Stored items>
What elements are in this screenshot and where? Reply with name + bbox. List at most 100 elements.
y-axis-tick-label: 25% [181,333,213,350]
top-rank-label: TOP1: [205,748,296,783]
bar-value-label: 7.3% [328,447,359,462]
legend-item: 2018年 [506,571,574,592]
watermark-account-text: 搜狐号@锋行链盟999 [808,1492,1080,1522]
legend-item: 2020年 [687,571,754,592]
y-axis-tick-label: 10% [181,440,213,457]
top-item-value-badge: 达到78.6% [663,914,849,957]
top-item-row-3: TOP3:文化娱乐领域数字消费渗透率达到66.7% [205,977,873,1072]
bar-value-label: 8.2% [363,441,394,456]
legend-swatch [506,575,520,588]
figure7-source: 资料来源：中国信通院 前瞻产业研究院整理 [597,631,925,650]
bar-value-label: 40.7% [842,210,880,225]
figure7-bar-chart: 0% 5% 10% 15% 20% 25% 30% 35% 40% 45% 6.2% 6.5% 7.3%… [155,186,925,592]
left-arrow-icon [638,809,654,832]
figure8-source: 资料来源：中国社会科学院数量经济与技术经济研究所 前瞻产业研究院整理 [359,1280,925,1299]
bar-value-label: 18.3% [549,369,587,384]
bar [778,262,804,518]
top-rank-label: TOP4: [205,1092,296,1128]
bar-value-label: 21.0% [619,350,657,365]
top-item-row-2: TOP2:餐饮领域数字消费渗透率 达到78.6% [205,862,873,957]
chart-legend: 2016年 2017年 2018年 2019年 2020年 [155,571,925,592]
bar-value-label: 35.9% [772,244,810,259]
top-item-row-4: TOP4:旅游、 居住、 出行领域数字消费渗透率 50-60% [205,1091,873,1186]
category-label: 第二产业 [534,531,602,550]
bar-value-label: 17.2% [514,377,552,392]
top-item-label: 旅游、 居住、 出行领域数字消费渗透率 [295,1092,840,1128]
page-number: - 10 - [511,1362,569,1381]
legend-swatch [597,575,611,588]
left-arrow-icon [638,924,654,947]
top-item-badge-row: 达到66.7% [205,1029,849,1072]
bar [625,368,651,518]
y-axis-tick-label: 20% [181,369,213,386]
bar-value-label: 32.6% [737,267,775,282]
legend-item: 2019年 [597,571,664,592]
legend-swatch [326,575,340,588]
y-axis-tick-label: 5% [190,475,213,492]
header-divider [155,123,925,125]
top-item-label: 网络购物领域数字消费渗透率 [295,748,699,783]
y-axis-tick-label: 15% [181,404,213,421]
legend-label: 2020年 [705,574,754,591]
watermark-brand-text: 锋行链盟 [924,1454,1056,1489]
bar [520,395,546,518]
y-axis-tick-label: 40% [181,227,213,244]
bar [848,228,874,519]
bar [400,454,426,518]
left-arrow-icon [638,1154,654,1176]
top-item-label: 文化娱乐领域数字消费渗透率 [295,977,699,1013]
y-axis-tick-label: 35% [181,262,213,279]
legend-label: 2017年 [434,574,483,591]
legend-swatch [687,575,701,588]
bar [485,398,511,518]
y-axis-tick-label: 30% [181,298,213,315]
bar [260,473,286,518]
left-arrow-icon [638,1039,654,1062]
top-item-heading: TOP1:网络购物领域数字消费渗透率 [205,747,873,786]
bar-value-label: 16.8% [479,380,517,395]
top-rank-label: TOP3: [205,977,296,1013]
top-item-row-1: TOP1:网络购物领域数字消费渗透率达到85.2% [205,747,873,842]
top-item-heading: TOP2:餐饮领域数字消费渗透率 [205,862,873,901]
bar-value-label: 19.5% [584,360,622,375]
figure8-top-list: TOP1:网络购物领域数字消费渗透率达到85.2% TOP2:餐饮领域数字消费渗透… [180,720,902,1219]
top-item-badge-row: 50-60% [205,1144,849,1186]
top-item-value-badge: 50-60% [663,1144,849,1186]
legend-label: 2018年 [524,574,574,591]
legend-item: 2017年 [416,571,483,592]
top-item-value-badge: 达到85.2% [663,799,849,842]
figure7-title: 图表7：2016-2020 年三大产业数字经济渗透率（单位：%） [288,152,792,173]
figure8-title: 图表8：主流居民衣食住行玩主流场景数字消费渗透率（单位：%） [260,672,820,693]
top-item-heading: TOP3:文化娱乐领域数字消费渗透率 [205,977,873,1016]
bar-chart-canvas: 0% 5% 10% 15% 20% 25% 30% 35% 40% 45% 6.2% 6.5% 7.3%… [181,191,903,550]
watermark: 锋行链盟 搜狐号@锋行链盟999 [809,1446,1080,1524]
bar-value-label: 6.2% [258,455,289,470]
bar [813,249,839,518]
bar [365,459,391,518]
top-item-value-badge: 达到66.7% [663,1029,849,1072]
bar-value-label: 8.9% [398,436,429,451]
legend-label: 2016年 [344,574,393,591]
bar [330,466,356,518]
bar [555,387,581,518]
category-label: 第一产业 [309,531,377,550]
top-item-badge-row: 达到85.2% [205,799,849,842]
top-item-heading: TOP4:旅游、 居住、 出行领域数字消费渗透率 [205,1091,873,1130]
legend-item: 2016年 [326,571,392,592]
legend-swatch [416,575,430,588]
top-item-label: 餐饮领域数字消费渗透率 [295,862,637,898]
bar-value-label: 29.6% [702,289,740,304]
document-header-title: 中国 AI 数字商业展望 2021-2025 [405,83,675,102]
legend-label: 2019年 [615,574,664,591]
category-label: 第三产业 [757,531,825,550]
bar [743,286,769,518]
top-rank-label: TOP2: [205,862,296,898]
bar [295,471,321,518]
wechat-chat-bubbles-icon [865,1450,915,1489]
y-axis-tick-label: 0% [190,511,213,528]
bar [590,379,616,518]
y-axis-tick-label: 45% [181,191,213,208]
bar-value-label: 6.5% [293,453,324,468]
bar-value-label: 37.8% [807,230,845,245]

What is required>
Copy every item above word for word, with nothing left out or changed.

Result of this exercise>
What elements are in this screenshot and where? Reply with name + bbox. List at most 100 elements.
y-axis-tick-label: 25% [181,333,213,350]
top-rank-label: TOP1: [205,748,296,783]
bar-value-label: 7.3% [328,447,359,462]
legend-item: 2018年 [506,571,574,592]
watermark-account-text: 搜狐号@锋行链盟999 [808,1492,1080,1522]
legend-item: 2020年 [687,571,754,592]
y-axis-tick-label: 10% [181,440,213,457]
top-item-value-badge: 达到78.6% [663,914,849,957]
top-item-row-3: TOP3:文化娱乐领域数字消费渗透率达到66.7% [205,977,873,1072]
bar-value-label: 8.2% [363,441,394,456]
legend-swatch [506,575,520,588]
figure7-source: 资料来源：中国信通院 前瞻产业研究院整理 [597,631,925,650]
bar-value-label: 40.7% [842,210,880,225]
figure7-bar-chart: 0% 5% 10% 15% 20% 25% 30% 35% 40% 45% 6.2% 6.5% 7.3%… [155,186,925,592]
left-arrow-icon [638,809,654,832]
figure8-source: 资料来源：中国社会科学院数量经济与技术经济研究所 前瞻产业研究院整理 [359,1280,925,1299]
bar-value-label: 18.3% [549,369,587,384]
bar [778,262,804,518]
top-rank-label: TOP4: [205,1092,296,1128]
bar-value-label: 21.0% [619,350,657,365]
top-item-row-2: TOP2:餐饮领域数字消费渗透率 达到78.6% [205,862,873,957]
chart-legend: 2016年 2017年 2018年 2019年 2020年 [155,571,925,592]
bar-value-label: 35.9% [772,244,810,259]
top-item-row-4: TOP4:旅游、 居住、 出行领域数字消费渗透率 50-60% [205,1091,873,1186]
category-label: 第二产业 [534,531,602,550]
bar-value-label: 17.2% [514,377,552,392]
top-item-label: 旅游、 居住、 出行领域数字消费渗透率 [295,1092,840,1128]
page-number: - 10 - [511,1362,569,1381]
legend-swatch [597,575,611,588]
left-arrow-icon [638,924,654,947]
top-item-badge-row: 达到66.7% [205,1029,849,1072]
bar [625,368,651,518]
y-axis-tick-label: 20% [181,369,213,386]
bar-value-label: 32.6% [737,267,775,282]
legend-item: 2019年 [597,571,664,592]
legend-swatch [326,575,340,588]
y-axis-tick-label: 5% [190,475,213,492]
header-divider [155,123,925,125]
top-item-label: 网络购物领域数字消费渗透率 [295,748,699,783]
y-axis-tick-label: 15% [181,404,213,421]
legend-label: 2020年 [705,574,754,591]
watermark-brand-text: 锋行链盟 [924,1454,1056,1489]
bar [520,395,546,518]
y-axis-tick-label: 40% [181,227,213,244]
bar [848,228,874,519]
bar [400,454,426,518]
left-arrow-icon [638,1154,654,1176]
top-item-label: 文化娱乐领域数字消费渗透率 [295,977,699,1013]
y-axis-tick-label: 35% [181,262,213,279]
legend-label: 2017年 [434,574,483,591]
legend-swatch [687,575,701,588]
bar [485,398,511,518]
y-axis-tick-label: 30% [181,298,213,315]
bar [260,473,286,518]
left-arrow-icon [638,1039,654,1062]
top-item-heading: TOP1:网络购物领域数字消费渗透率 [205,747,873,786]
bar-value-label: 16.8% [479,380,517,395]
top-rank-label: TOP3: [205,977,296,1013]
top-item-row-1: TOP1:网络购物领域数字消费渗透率达到85.2% [205,747,873,842]
top-item-heading: TOP2:餐饮领域数字消费渗透率 [205,862,873,901]
bar-value-label: 19.5% [584,360,622,375]
figure8-top-list: TOP1:网络购物领域数字消费渗透率达到85.2% TOP2:餐饮领域数字消费渗透… [180,720,902,1219]
top-item-badge-row: 50-60% [205,1144,849,1186]
top-item-value-badge: 50-60% [663,1144,849,1186]
legend-label: 2018年 [524,574,574,591]
legend-item: 2017年 [416,571,483,592]
top-item-value-badge: 达到85.2% [663,799,849,842]
figure7-title: 图表7：2016-2020 年三大产业数字经济渗透率（单位：%） [288,152,792,173]
figure8-title: 图表8：主流居民衣食住行玩主流场景数字消费渗透率（单位：%） [260,672,820,693]
top-item-heading: TOP3:文化娱乐领域数字消费渗透率 [205,977,873,1016]
bar-chart-canvas: 0% 5% 10% 15% 20% 25% 30% 35% 40% 45% 6.2% 6.5% 7.3%… [181,191,903,550]
watermark: 锋行链盟 搜狐号@锋行链盟999 [809,1446,1080,1524]
bar-value-label: 6.2% [258,455,289,470]
bar [813,249,839,518]
bar [365,459,391,518]
top-item-value-badge: 达到66.7% [663,1029,849,1072]
bar-value-label: 8.9% [398,436,429,451]
legend-label: 2016年 [344,574,393,591]
bar [330,466,356,518]
bar [555,387,581,518]
category-label: 第一产业 [309,531,377,550]
top-item-badge-row: 达到85.2% [205,799,849,842]
top-item-heading: TOP4:旅游、 居住、 出行领域数字消费渗透率 [205,1091,873,1130]
legend-item: 2016年 [326,571,392,592]
legend-swatch [416,575,430,588]
top-item-label: 餐饮领域数字消费渗透率 [295,862,637,898]
bar-value-label: 29.6% [702,289,740,304]
document-header-title: 中国 AI 数字商业展望 2021-2025 [405,83,675,102]
legend-label: 2019年 [615,574,664,591]
category-label: 第三产业 [757,531,825,550]
bar [743,286,769,518]
top-rank-label: TOP2: [205,862,296,898]
bar [295,471,321,518]
wechat-chat-bubbles-icon [865,1450,915,1489]
y-axis-tick-label: 0% [190,511,213,528]
bar [590,379,616,518]
y-axis-tick-label: 45% [181,191,213,208]
bar-value-label: 6.5% [293,453,324,468]
bar-value-label: 37.8% [807,230,845,245]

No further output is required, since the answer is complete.